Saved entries
┌────────

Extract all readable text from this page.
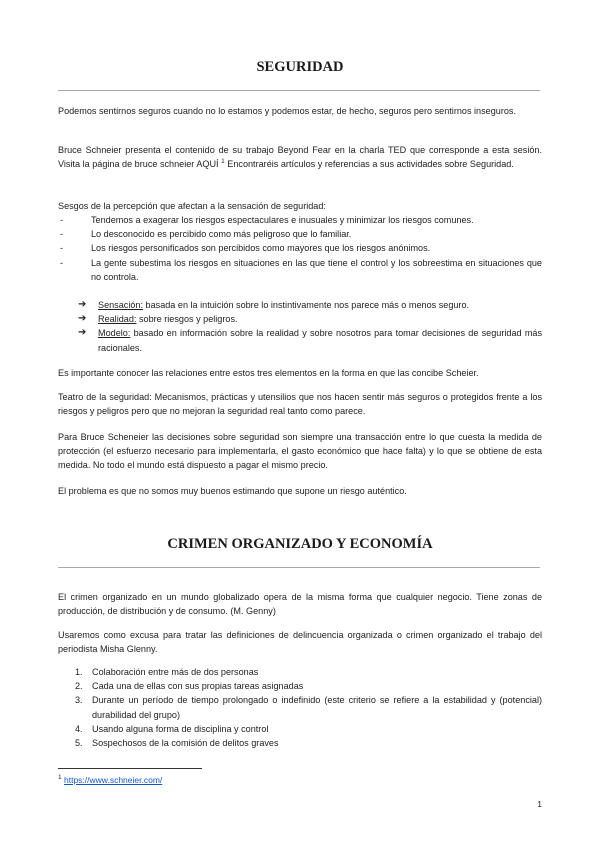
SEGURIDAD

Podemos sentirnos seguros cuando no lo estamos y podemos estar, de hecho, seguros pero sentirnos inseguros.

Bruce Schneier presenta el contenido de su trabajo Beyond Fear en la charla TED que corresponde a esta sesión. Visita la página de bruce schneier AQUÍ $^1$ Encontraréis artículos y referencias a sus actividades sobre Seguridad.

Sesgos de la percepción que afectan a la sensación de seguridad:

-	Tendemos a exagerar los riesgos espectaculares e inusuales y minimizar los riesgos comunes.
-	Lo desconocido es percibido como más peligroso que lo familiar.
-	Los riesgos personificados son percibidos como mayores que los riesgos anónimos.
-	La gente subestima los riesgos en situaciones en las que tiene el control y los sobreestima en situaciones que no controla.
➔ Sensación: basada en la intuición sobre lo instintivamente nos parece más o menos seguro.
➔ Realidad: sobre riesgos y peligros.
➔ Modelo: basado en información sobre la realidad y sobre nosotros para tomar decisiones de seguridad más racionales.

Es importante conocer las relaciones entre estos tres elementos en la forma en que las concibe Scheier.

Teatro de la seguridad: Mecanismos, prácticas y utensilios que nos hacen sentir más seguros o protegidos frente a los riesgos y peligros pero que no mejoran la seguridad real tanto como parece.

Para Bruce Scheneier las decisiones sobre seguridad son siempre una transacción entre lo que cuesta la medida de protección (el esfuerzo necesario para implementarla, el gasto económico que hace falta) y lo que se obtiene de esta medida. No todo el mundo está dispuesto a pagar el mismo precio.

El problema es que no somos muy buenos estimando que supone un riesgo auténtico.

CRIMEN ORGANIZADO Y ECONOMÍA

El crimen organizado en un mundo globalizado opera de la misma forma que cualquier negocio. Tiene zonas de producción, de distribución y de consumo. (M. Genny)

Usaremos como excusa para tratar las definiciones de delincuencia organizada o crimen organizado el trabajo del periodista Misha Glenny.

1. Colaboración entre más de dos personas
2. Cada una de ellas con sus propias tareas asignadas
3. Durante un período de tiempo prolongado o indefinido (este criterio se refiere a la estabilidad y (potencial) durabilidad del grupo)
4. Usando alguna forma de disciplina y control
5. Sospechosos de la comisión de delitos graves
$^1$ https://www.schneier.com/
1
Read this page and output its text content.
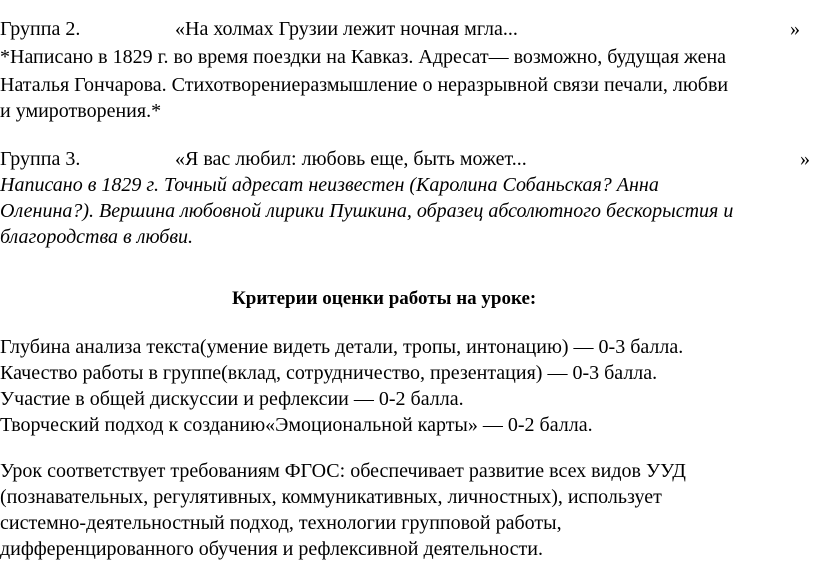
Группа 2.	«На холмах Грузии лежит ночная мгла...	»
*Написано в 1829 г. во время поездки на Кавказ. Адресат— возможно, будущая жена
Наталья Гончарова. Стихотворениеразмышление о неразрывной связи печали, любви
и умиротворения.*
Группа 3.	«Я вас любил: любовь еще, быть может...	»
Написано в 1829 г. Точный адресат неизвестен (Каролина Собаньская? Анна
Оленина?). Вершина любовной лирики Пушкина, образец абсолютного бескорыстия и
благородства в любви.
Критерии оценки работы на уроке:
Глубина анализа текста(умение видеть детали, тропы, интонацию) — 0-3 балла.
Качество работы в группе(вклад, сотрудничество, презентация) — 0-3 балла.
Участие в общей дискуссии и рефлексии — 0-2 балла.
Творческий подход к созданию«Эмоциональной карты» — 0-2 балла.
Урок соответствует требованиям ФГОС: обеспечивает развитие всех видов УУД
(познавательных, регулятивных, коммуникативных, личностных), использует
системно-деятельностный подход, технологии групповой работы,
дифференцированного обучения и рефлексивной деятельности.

└────────

#### EXERCISE BRIEF:
Retype the records exactly. Any image in them should not appear in what you write.

#### FINISHED ANSWER:
Extract all readable text from this page.
SEGURIDAD

Podemos sentirnos seguros cuando no lo estamos y podemos estar, de hecho, seguros pero sentirnos inseguros.

Bruce Schneier presenta el contenido de su trabajo Beyond Fear en la charla TED que corresponde a esta sesión. Visita la página de bruce schneier AQUÍ $^1$ Encontraréis artículos y referencias a sus actividades sobre Seguridad.

Sesgos de la percepción que afectan a la sensación de seguridad:

-	Tendemos a exagerar los riesgos espectaculares e inusuales y minimizar los riesgos comunes.
-	Lo desconocido es percibido como más peligroso que lo familiar.
-	Los riesgos personificados son percibidos como mayores que los riesgos anónimos.
-	La gente subestima los riesgos en situaciones en las que tiene el control y los sobreestima en situaciones que no controla.
➔ Sensación: basada en la intuición sobre lo instintivamente nos parece más o menos seguro.
➔ Realidad: sobre riesgos y peligros.
➔ Modelo: basado en información sobre la realidad y sobre nosotros para tomar decisiones de seguridad más racionales.

Es importante conocer las relaciones entre estos tres elementos en la forma en que las concibe Scheier.

Teatro de la seguridad: Mecanismos, prácticas y utensilios que nos hacen sentir más seguros o protegidos frente a los riesgos y peligros pero que no mejoran la seguridad real tanto como parece.

Para Bruce Scheneier las decisiones sobre seguridad son siempre una transacción entre lo que cuesta la medida de protección (el esfuerzo necesario para implementarla, el gasto económico que hace falta) y lo que se obtiene de esta medida. No todo el mundo está dispuesto a pagar el mismo precio.

El problema es que no somos muy buenos estimando que supone un riesgo auténtico.

CRIMEN ORGANIZADO Y ECONOMÍA

El crimen organizado en un mundo globalizado opera de la misma forma que cualquier negocio. Tiene zonas de producción, de distribución y de consumo. (M. Genny)

Usaremos como excusa para tratar las definiciones de delincuencia organizada o crimen organizado el trabajo del periodista Misha Glenny.

1. Colaboración entre más de dos personas
2. Cada una de ellas con sus propias tareas asignadas
3. Durante un período de tiempo prolongado o indefinido (este criterio se refiere a la estabilidad y (potencial) durabilidad del grupo)
4. Usando alguna forma de disciplina y control
5. Sospechosos de la comisión de delitos graves
$^1$ https://www.schneier.com/
1
Read this page and output its text content.
Группа 2.	«На холмах Грузии лежит ночная мгла...	»
*Написано в 1829 г. во время поездки на Кавказ. Адресат— возможно, будущая жена
Наталья Гончарова. Стихотворениеразмышление о неразрывной связи печали, любви
и умиротворения.*
Группа 3.	«Я вас любил: любовь еще, быть может...	»
Написано в 1829 г. Точный адресат неизвестен (Каролина Собаньская? Анна
Оленина?). Вершина любовной лирики Пушкина, образец абсолютного бескорыстия и
благородства в любви.
Критерии оценки работы на уроке:
Глубина анализа текста(умение видеть детали, тропы, интонацию) — 0-3 балла.
Качество работы в группе(вклад, сотрудничество, презентация) — 0-3 балла.
Участие в общей дискуссии и рефлексии — 0-2 балла.
Творческий подход к созданию«Эмоциональной карты» — 0-2 балла.
Урок соответствует требованиям ФГОС: обеспечивает развитие всех видов УУД
(познавательных, регулятивных, коммуникативных, личностных), использует
системно-деятельностный подход, технологии групповой работы,
дифференцированного обучения и рефлексивной деятельности.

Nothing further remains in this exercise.